In January, Patrick also started pressuring hospitals and insurers to cooperate on controlling medical costs, following a Globe Spotlight series showing that some hospitals, most significantly Massachusetts General Hospital and Brigham and Women’s Hospital, are paid far more than others for providing similar services. The commission has not yet developed ways to lessen these disparities, but members said they plan to do so.
"Doctors think it’s very unfair to be paid different fees for the same services done at different institutions," said Dr. Alice Coombs, vice president of the Massachusetts Medical Societyand a commission member.
The new payment system the commission expects to recommend has been tried before; it was known as "capitation" when it initially became popular under managed care in the 1980s and early 1990s. The system broke down when many small physician practices lost millions of dollars on very sick patients with high healthcare costs, and amid widespread concern that the system encouraged doctors to deny patients necessary care so they could stay within their budgets.
But commission members said they believe the state can adopt an improved version – called "global" payments – that protects doctors by providing higher yearly payments for very sick patients or those at risk of needing high-cost treatments. The state could also help make available insurance that covers physician practices in the event of large losses. Patients would be protected from doctors’ denying them services, because the new system would monitor the quality of care doctors provide, members said.
It’s also possible the group may recommend keeping fee-for-service payments for certain unusual and expensive specialty services – such as heart transplants or the delivery of triplets – or for one-person doctors’ practices that can’t easily align with a network of specialists and hospitals.
"The devil is in the details," said Dr. James Mongan, president of Partners HealthCare, the state’s largest hospital and physician network, which includes Mass. General and the Brigham. Partners is one of a few systems that are already set up to handle global payments, which would require physician practices and hospitals to form networks to share insurers’ payments and coordinate care.
"Most of the healthcare system is not structured in a way that could really work out a very rational global payment system," Mongan said.
How long it would take to restructure doctors’ practices and hospitals is one of the major points of debate among commission members. Some, like Senator Richard Moore, an Uxbridge Democrat who cochairs the legislature’s committee on healthcare financing, believe the cost problem is urgent and are advocating having a new system in place in three years.
But other commission members who represent providers and insurers say even five years may be impossible, because most doctors and hospitals don’t have the computer systems or provider networks in place yet to fully coordinate care for patients, which would cost millions of dollars.
"These are not excuses not to change the payment system," said Lynn Nicholas, president of the Massachusetts Hospital Association. "These are infrastructure issues that have to be addressed to enable a hospital to be successful. Three to five years is unrealistic."
Members of the Patrick administration said the cost of healthcare is reaching a crisis point.
"There is urgency, but there also is a sense of realism about who can get there when," said Sarah Iselin, statecommissioner of Health Care Finance and Policy and cochairwoman of the payment commission. That the group agreed so quickly that fee-for-service "is not optimal is really encouraging and shows that we have the potential here in Massachusetts to be a model for the rest of the nation on payment reform."

## Work to complete
Return the stretch of the Massachusetts health care payment article from "But other commission" through "a crisis point.", word for word. The records below aren't needed here.

## Material shown

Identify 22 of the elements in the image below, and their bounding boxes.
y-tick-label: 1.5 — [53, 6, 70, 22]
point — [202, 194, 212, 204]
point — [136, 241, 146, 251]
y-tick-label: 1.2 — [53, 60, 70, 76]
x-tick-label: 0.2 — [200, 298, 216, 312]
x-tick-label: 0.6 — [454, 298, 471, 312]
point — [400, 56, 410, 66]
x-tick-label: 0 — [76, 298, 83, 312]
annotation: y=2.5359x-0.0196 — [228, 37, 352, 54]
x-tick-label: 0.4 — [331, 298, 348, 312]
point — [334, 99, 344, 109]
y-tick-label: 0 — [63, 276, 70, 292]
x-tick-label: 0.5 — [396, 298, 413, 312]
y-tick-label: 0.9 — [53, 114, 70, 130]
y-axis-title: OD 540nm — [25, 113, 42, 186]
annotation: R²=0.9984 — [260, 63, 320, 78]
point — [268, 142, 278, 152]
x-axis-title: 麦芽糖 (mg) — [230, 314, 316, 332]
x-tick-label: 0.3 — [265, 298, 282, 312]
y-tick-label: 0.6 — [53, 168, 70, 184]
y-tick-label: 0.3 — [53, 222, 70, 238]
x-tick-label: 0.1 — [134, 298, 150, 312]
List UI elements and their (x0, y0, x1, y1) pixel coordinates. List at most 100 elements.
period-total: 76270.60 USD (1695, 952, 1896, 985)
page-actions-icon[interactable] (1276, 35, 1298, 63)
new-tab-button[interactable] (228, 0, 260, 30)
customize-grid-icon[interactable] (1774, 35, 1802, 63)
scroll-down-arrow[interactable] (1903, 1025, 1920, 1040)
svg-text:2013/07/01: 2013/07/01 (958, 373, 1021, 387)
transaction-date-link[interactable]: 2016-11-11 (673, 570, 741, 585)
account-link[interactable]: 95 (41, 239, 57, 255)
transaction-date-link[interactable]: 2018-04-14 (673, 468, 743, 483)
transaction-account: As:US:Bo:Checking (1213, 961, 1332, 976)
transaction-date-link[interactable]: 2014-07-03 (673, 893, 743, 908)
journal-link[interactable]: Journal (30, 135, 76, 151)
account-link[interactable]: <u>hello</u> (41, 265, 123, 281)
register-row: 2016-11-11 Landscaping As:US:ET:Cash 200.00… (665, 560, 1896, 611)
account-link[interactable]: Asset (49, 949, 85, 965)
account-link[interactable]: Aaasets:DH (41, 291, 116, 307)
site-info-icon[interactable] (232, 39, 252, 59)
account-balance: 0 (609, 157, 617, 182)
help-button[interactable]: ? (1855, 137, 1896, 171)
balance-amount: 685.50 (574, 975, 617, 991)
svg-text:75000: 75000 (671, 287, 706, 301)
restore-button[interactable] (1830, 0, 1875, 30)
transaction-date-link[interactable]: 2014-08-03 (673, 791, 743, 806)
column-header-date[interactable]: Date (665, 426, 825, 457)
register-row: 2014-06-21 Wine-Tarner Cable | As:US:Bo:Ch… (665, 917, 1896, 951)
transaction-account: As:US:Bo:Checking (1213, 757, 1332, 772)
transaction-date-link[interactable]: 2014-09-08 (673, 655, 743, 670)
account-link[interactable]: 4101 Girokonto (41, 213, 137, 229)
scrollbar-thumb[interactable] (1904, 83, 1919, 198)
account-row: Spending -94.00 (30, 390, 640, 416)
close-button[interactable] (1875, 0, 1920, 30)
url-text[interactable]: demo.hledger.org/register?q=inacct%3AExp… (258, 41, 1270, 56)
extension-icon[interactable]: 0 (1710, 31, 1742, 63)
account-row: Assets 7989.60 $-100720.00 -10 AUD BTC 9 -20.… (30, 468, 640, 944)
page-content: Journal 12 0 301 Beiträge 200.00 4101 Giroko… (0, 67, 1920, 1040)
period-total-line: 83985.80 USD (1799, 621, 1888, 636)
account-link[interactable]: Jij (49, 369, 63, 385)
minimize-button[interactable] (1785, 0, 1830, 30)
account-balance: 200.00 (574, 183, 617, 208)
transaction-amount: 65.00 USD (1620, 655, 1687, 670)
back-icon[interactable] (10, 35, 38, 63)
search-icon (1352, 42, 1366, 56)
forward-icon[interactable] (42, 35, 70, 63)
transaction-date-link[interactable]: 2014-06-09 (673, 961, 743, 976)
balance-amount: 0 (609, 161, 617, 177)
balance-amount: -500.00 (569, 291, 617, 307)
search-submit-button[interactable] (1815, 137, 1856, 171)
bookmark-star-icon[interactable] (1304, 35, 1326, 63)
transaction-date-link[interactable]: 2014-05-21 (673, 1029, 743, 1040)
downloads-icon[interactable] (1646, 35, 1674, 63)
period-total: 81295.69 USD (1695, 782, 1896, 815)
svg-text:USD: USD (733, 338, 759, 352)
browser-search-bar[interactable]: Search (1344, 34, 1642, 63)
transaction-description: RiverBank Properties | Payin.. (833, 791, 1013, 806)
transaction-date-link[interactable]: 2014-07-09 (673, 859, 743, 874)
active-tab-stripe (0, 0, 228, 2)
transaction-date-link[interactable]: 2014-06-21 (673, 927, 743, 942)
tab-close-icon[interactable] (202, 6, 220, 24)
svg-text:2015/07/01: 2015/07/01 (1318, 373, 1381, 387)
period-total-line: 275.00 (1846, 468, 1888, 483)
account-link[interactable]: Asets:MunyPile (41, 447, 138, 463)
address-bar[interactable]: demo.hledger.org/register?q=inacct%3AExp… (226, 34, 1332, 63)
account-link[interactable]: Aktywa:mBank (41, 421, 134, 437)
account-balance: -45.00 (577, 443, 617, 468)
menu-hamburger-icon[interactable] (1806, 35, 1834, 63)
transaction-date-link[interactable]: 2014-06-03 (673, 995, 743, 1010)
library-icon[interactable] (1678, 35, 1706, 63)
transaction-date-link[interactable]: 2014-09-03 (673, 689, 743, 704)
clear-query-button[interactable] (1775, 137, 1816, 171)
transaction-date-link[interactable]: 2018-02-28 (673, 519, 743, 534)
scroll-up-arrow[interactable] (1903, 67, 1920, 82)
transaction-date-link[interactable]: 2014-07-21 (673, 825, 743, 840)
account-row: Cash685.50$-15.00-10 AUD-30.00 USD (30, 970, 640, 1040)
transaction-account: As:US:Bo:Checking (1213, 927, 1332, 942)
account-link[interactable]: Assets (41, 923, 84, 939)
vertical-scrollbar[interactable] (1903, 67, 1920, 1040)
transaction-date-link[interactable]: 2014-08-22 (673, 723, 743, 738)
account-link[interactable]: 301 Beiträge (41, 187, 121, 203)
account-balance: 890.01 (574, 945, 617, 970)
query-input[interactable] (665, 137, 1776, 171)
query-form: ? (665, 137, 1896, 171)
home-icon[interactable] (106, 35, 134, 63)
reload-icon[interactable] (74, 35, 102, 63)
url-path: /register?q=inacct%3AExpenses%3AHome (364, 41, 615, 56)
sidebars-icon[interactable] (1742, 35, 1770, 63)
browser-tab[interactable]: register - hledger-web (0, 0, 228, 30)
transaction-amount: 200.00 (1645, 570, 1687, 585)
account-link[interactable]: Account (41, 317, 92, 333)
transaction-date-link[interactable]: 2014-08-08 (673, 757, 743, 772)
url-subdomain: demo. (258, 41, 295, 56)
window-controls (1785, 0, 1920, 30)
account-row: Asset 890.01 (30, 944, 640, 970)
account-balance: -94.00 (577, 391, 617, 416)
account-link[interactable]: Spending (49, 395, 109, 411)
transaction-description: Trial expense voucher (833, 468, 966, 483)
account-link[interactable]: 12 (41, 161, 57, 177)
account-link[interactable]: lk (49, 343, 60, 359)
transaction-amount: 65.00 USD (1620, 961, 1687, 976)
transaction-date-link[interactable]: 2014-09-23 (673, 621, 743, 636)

## Task solution
But other commission members who represent providers and insurers say even five years may be impossible, because most doctors and hospitals don’t have the computer systems or provider networks in place yet to fully coordinate care for patients, which would cost millions of dollars.
"These are not excuses not to change the payment system," said Lynn Nicholas, president of the Massachusetts Hospital Association. "These are infrastructure issues that have to be addressed to enable a hospital to be successful. Three to five years is unrealistic."
Members of the Patrick administration said the cost of healthcare is reaching a crisis point.